### EXERCISE OBJECTIVE
Present every line of the material below as a Markdown table with the columns Row and Line, numbering the rows and skipping blank lines. Leave the pictures out.

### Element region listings
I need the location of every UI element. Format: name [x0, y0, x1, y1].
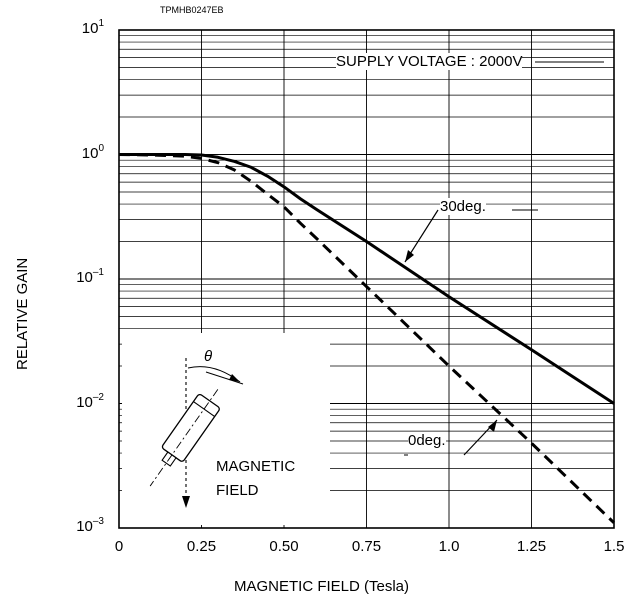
series-layer [118, 153, 616, 524]
x-tick-label: 0.50 [269, 538, 299, 555]
supply-voltage-annotation: SUPPLY VOLTAGE : 2000V [336, 53, 523, 70]
inset-diagram [122, 333, 330, 525]
arrowhead-0deg [488, 420, 497, 432]
series-label-30deg: 30deg. [440, 198, 486, 215]
series-line-30deg [119, 153, 615, 405]
x-tick-label: 0 [114, 538, 124, 555]
y-tick-label: 101 [81, 18, 104, 37]
tube-axis-line [149, 389, 219, 487]
y-tick-label: 100 [81, 142, 104, 162]
arrowhead-30deg [405, 250, 414, 262]
x-tick-label: 1.25 [516, 538, 547, 555]
field-arrowhead [182, 496, 190, 508]
plot-frame [118, 29, 615, 529]
inset-field-label-2: FIELD [216, 482, 259, 499]
y-tick-label: 10–1 [76, 267, 104, 286]
x-tick-label: 0.25 [186, 538, 217, 555]
series-label-0deg: 0deg. [408, 432, 446, 449]
inset-field-label-1: MAGNETIC [216, 458, 296, 475]
x-tick-label: 1.5 [603, 538, 625, 555]
pmt-tube [149, 389, 220, 487]
x-axis-label: MAGNETIC FIELD (Tesla) [233, 578, 410, 595]
y-tick-label: 10–2 [76, 391, 104, 411]
y-tick-label: 10–3 [76, 516, 104, 535]
figure-code: TPMHB0247EB [160, 5, 224, 15]
leader-lines [404, 61, 604, 456]
x-tick-label: 0.75 [351, 538, 382, 555]
inset-background [122, 333, 330, 525]
x-tick-label: 1.0 [438, 538, 460, 555]
theta-arc-arrow [229, 374, 240, 382]
y-axis-label: RELATIVE GAIN [14, 257, 31, 370]
theta-symbol: θ [204, 348, 213, 365]
theta-ref-line [205, 371, 244, 385]
series-line-0deg [118, 153, 616, 524]
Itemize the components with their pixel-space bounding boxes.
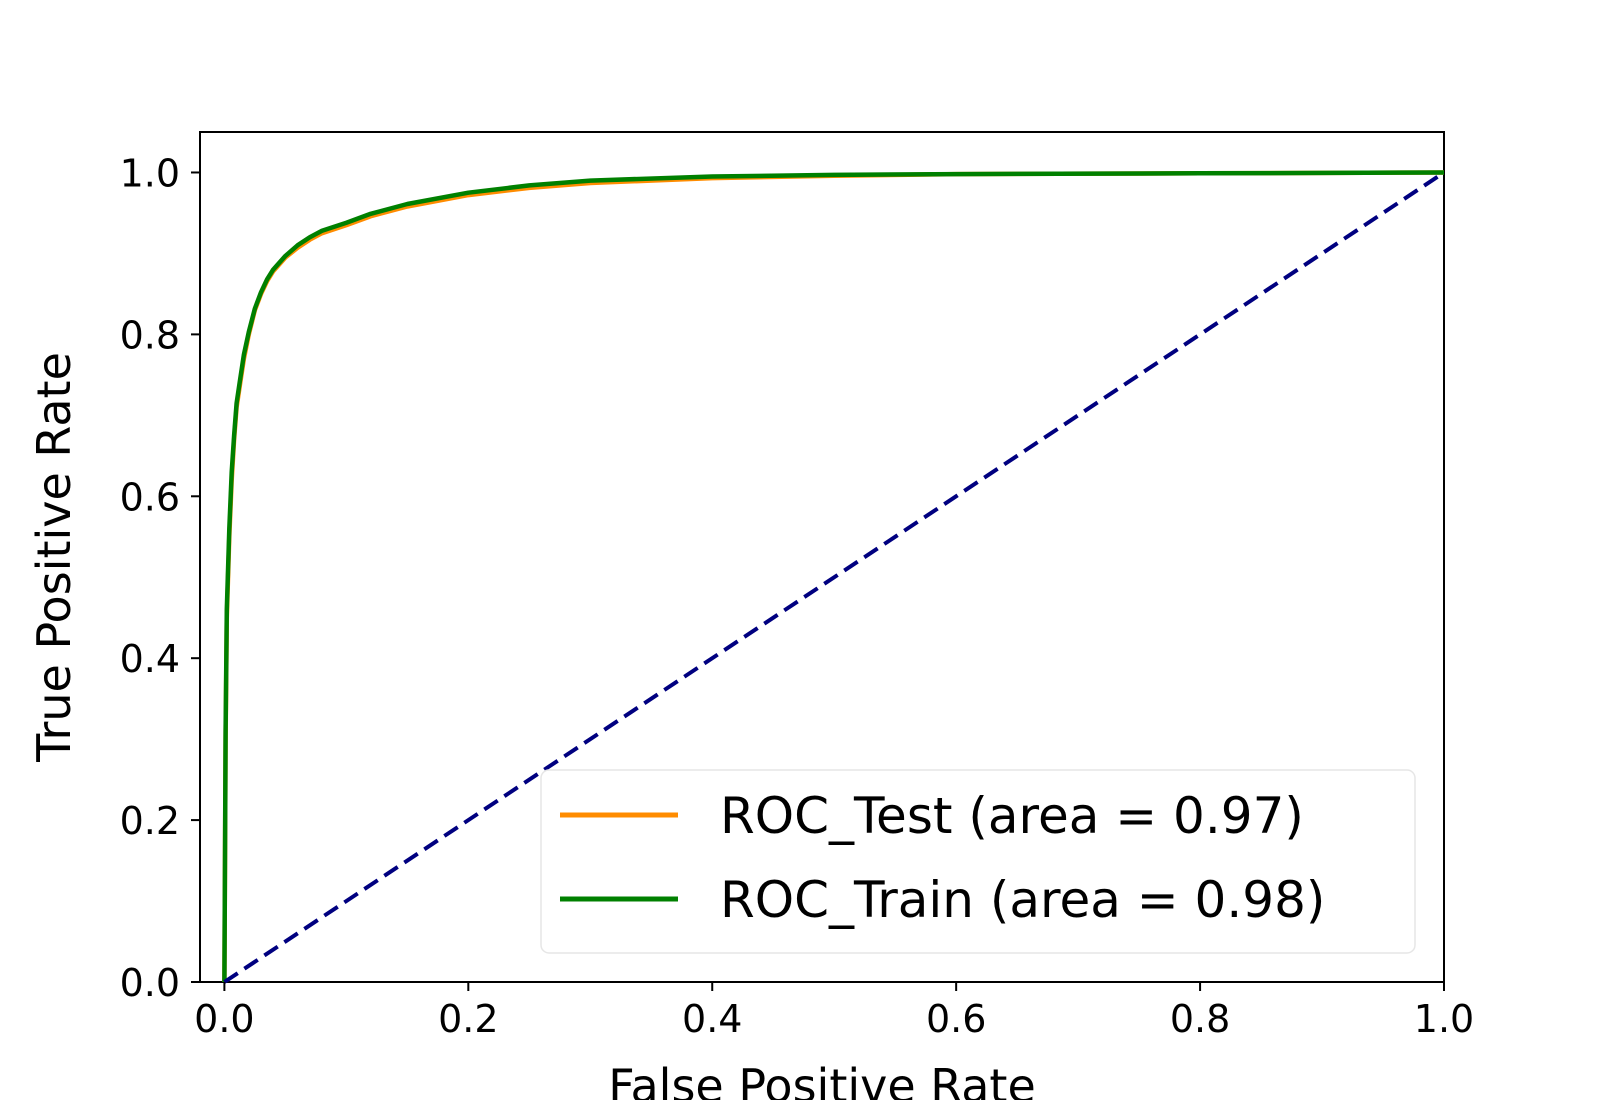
x-tick-label: 0.0 <box>194 997 254 1041</box>
y-tick-label: 0.4 <box>120 637 180 681</box>
x-tick-label: 0.2 <box>438 997 498 1041</box>
y-tick-label: 0.8 <box>120 313 180 357</box>
y-tick-label: 0.2 <box>120 799 180 843</box>
x-tick-label: 1.0 <box>1414 997 1474 1041</box>
x-tick-label: 0.8 <box>1170 997 1230 1041</box>
y-axis-ticks: 0.0 0.2 0.4 0.6 0.8 1.0 <box>120 151 200 1005</box>
legend-box <box>540 769 1416 954</box>
x-axis-ticks: 0.0 0.2 0.4 0.6 0.8 1.0 <box>194 982 1474 1041</box>
series-layer <box>222 170 1446 984</box>
legend: ROC_Test (area = 0.97) ROC_Train (area =… <box>540 769 1416 954</box>
x-tick-label: 0.6 <box>926 997 986 1041</box>
y-axis-label: True Positive Rate <box>27 352 81 763</box>
y-tick-label: 0.6 <box>120 475 180 519</box>
legend-label-roc-train: ROC_Train (area = 0.98) <box>720 871 1325 929</box>
x-tick-label: 0.4 <box>682 997 742 1041</box>
y-tick-label: 0.0 <box>120 961 180 1005</box>
series-line-roc-train-area-0-98 <box>222 170 1445 983</box>
y-tick-label: 1.0 <box>120 151 180 195</box>
series-line-chance <box>223 170 1446 984</box>
legend-label-roc-test: ROC_Test (area = 0.97) <box>720 787 1304 845</box>
x-axis-label: False Positive Rate <box>608 1059 1036 1100</box>
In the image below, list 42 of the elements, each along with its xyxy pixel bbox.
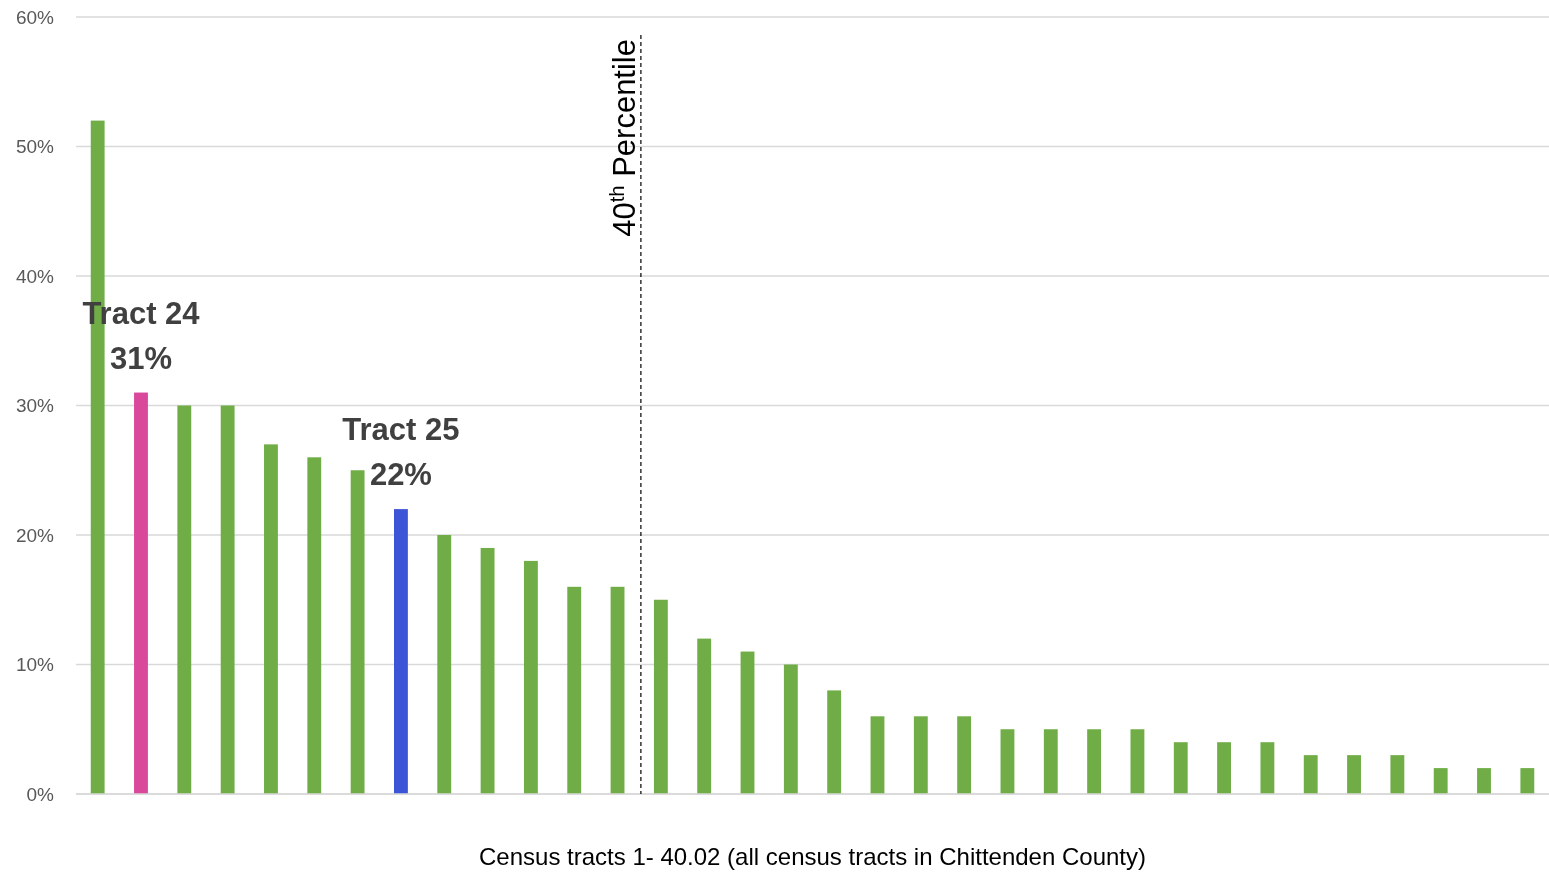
bar (264, 444, 278, 794)
bar (783, 664, 798, 794)
bar (1043, 729, 1058, 794)
bar (1390, 755, 1405, 794)
bar (740, 651, 755, 794)
y-tick-label: 40% (15, 265, 55, 287)
bar (1217, 742, 1231, 794)
bar (870, 716, 885, 794)
bar (220, 405, 235, 794)
bar (1347, 755, 1361, 794)
bar (1477, 768, 1491, 794)
bar (523, 560, 538, 794)
bar (134, 392, 148, 794)
bar (1130, 729, 1145, 794)
bar (1520, 768, 1535, 794)
bar (1000, 729, 1015, 794)
y-tick-label: 30% (15, 395, 55, 417)
bar (1260, 742, 1275, 794)
x-axis-title: Census tracts 1- 40.02 (all census tracts in Chittenden County) (479, 843, 1146, 870)
bar (610, 586, 625, 794)
y-tick-label: 10% (15, 654, 55, 676)
bar (567, 586, 582, 794)
bar (913, 716, 928, 794)
bar (697, 638, 712, 794)
y-tick-label: 50% (15, 136, 55, 158)
bar (957, 716, 972, 794)
y-tick-label: 60% (15, 6, 55, 28)
bar (1087, 729, 1102, 794)
bar (653, 599, 668, 794)
bar (177, 405, 192, 794)
bar (437, 535, 452, 794)
data-label: Tract 25 22% (342, 412, 460, 493)
bar (1303, 755, 1318, 794)
bar (307, 457, 322, 794)
y-tick-label: 0% (26, 783, 55, 805)
y-tick-label: 20% (15, 524, 55, 546)
bar (394, 509, 408, 794)
bar (1173, 742, 1188, 794)
bar (827, 690, 842, 794)
bar (1433, 768, 1448, 794)
bar (350, 470, 365, 794)
bar (480, 547, 495, 794)
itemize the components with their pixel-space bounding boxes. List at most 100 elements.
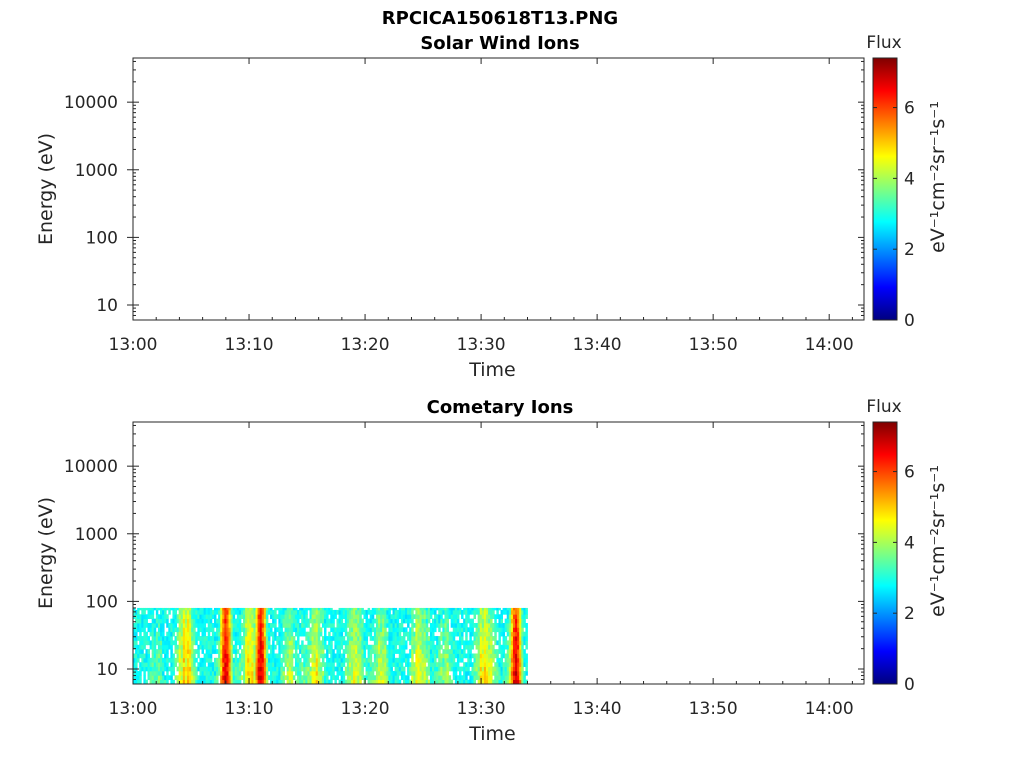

### REPLY
| Row | Line |
|---|---|
| 1 | I need the location of every UI element. Format: name [x0, y0, x1, y1]. |
| 2 | series-layer [118, 153, 616, 524] |
| 3 | x-tick-label: 0.50 [269, 538, 299, 555] |
| 4 | supply-voltage-annotation: SUPPLY VOLTAGE : 2000V [336, 53, 523, 70] |
| 5 | inset-diagram [122, 333, 330, 525] |
| 6 | arrowhead-0deg [488, 420, 497, 432] |
| 7 | series-label-30deg: 30deg. [440, 198, 486, 215] |
| 8 | series-line-30deg [119, 153, 615, 405] |
| 9 | x-tick-label: 0 [114, 538, 124, 555] |
| 10 | y-tick-label: 101 [81, 18, 104, 37] |
| 11 | tube-axis-line [149, 389, 219, 487] |
| 12 | y-tick-label: 100 [81, 142, 104, 162] |
| 13 | arrowhead-30deg [405, 250, 414, 262] |
| 14 | x-tick-label: 1.25 [516, 538, 547, 555] |
| 15 | field-arrowhead [182, 496, 190, 508] |
| 16 | plot-frame [118, 29, 615, 529] |
| 17 | inset-field-label-2: FIELD [216, 482, 259, 499] |
| 18 | y-tick-label: 10–1 [76, 267, 104, 286] |
| 19 | x-tick-label: 0.25 [186, 538, 217, 555] |
| 20 | series-label-0deg: 0deg. [408, 432, 446, 449] |
| 21 | inset-field-label-1: MAGNETIC [216, 458, 296, 475] |
| 22 | x-tick-label: 1.5 [603, 538, 625, 555] |
| 23 | pmt-tube [149, 389, 220, 487] |
| 24 | x-axis-label: MAGNETIC FIELD (Tesla) [233, 578, 410, 595] |
| 25 | y-tick-label: 10–2 [76, 391, 104, 411] |
| 26 | y-tick-label: 10–3 [76, 516, 104, 535] |
| 27 | figure-code: TPMHB0247EB [160, 5, 224, 15] |
| 28 | leader-lines [404, 61, 604, 456] |
| 29 | x-tick-label: 0.75 [351, 538, 382, 555] |
| 30 | inset-background [122, 333, 330, 525] |
| 31 | x-tick-label: 1.0 [438, 538, 460, 555] |
| 32 | theta-arc-arrow [229, 374, 240, 382] |
| 33 | y-axis-label: RELATIVE GAIN [14, 257, 31, 370] |
| 34 | theta-symbol: θ [204, 348, 213, 365] |
| 35 | theta-ref-line [205, 371, 244, 385] |
| 36 | series-line-0deg [118, 153, 616, 524] |
| 37 | Itemize the components with their pixel-space bounding boxes. |
| 38 | x-tick-label: 0.0 <box>194 997 254 1041</box> |
| 39 | y-tick-label: 0.4 <box>120 637 180 681</box> |
| 40 | x-tick-label: 0.2 <box>438 997 498 1041</box> |
| 41 | y-tick-label: 0.8 <box>120 313 180 357</box> |
| 42 | y-tick-label: 0.2 <box>120 799 180 843</box> |
| 43 | x-tick-label: 1.0 <box>1414 997 1474 1041</box> |
| 44 | x-tick-label: 0.8 <box>1170 997 1230 1041</box> |
| 45 | y-axis-ticks: 0.0 0.2 0.4 0.6 0.8 1.0 <box>120 151 200 1005</box> |
| 46 | legend-box <box>540 769 1416 954</box> |
| 47 | x-axis-ticks: 0.0 0.2 0.4 0.6 0.8 1.0 <box>194 982 1474 1041</box> |
| 48 | series-layer <box>222 170 1446 984</box> |
| 49 | legend: ROC_Test (area = 0.97) ROC_Train (area =… <box>540 769 1416 954</box> |
| 50 | x-tick-label: 0.6 <box>926 997 986 1041</box> |
| 51 | y-axis-label: True Positive Rate <box>27 352 81 763</box> |
| 52 | y-tick-label: 0.6 <box>120 475 180 519</box> |
| 53 | legend-label-roc-train: ROC_Train (area = 0.98) <box>720 871 1325 929</box> |
| 54 | x-tick-label: 0.4 <box>682 997 742 1041</box> |
| 55 | y-tick-label: 0.0 <box>120 961 180 1005</box> |
| 56 | series-line-roc-train-area-0-98 <box>222 170 1445 983</box> |
| 57 | y-tick-label: 1.0 <box>120 151 180 195</box> |
| 58 | series-line-chance <box>223 170 1446 984</box> |
| 59 | legend-label-roc-test: ROC_Test (area = 0.97) <box>720 787 1304 845</box> |
| 60 | x-axis-label: False Positive Rate <box>608 1059 1036 1100</box> |
| 61 | In the image below, list 42 of the elements, each along with its xyxy pixel bbox. |
| 62 | bar (264, 444, 278, 794) |
| 63 | bar (783, 664, 798, 794) |
| 64 | bar (1043, 729, 1058, 794) |
| 65 | bar (1390, 755, 1405, 794) |
| 66 | bar (740, 651, 755, 794) |
| 67 | y-tick-label: 40% (15, 265, 55, 287) |
| 68 | bar (1217, 742, 1231, 794) |
| 69 | bar (870, 716, 885, 794) |
| 70 | bar (220, 405, 235, 794) |
| 71 | bar (1347, 755, 1361, 794) |
| 72 | bar (1477, 768, 1491, 794) |
| 73 | bar (523, 560, 538, 794) |
| 74 | bar (134, 392, 148, 794) |
| 75 | bar (1130, 729, 1145, 794) |
| 76 | bar (1520, 768, 1535, 794) |
| 77 | bar (1000, 729, 1015, 794) |
| 78 | y-tick-label: 30% (15, 395, 55, 417) |
| 79 | bar (1260, 742, 1275, 794) |
| 80 | x-axis-title: Census tracts 1- 40.02 (all census tracts in Chittenden County) (479, 843, 1146, 870) |
| 81 | bar (610, 586, 625, 794) |
| 82 | y-tick-label: 10% (15, 654, 55, 676) |
| 83 | bar (567, 586, 582, 794) |
| 84 | bar (913, 716, 928, 794) |
| 85 | bar (697, 638, 712, 794) |
| 86 | y-tick-label: 50% (15, 136, 55, 158) |
| 87 | bar (957, 716, 972, 794) |
| 88 | y-tick-label: 60% (15, 6, 55, 28) |
| 89 | bar (1087, 729, 1102, 794) |
| 90 | bar (653, 599, 668, 794) |
| 91 | bar (177, 405, 192, 794) |
| 92 | bar (437, 535, 452, 794) |
| 93 | data-label: Tract 25 22% (342, 412, 460, 493) |
| 94 | bar (1303, 755, 1318, 794) |
| 95 | bar (307, 457, 322, 794) |
| 96 | y-tick-label: 0% (26, 783, 55, 805) |
| 97 | y-tick-label: 20% (15, 524, 55, 546) |
| 98 | bar (394, 509, 408, 794) |
| 99 | bar (1173, 742, 1188, 794) |
| 100 | bar (827, 690, 842, 794) |
| 101 | bar (1433, 768, 1448, 794) |
| 102 | bar (350, 470, 365, 794) |
| 103 | bar (480, 547, 495, 794) |
| 104 | itemize the components with their pixel-space bounding boxes. List at most 100 elements. |